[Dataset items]
· · · ·

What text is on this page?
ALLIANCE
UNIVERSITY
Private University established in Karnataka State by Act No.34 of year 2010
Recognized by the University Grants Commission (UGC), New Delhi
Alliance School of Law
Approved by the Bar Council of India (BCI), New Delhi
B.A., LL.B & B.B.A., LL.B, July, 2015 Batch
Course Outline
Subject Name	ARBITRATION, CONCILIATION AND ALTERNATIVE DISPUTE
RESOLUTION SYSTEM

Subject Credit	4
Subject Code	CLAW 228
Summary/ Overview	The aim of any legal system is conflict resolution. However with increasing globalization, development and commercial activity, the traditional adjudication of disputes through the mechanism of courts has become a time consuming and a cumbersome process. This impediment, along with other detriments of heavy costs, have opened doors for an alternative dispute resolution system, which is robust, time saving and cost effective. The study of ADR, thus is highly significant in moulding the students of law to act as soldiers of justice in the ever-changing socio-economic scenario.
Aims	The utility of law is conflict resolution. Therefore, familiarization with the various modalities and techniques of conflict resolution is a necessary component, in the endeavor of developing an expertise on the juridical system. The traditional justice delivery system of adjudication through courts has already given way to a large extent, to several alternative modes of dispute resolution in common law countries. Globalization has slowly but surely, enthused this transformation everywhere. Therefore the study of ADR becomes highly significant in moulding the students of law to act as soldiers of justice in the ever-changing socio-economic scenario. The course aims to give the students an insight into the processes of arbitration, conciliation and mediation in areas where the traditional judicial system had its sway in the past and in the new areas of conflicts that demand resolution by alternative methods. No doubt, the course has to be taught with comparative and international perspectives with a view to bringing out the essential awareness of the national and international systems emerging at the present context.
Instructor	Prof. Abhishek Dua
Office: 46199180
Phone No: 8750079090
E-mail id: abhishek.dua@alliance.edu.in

· · · ·

> _Written exercise_
Filter the records down to the lines that contain the string "Delhi", and copy those lines.

> _Exercise answer_
Recognized by the University Grants Commission (UGC), New Delhi
Approved by the Bar Council of India (BCI), New Delhi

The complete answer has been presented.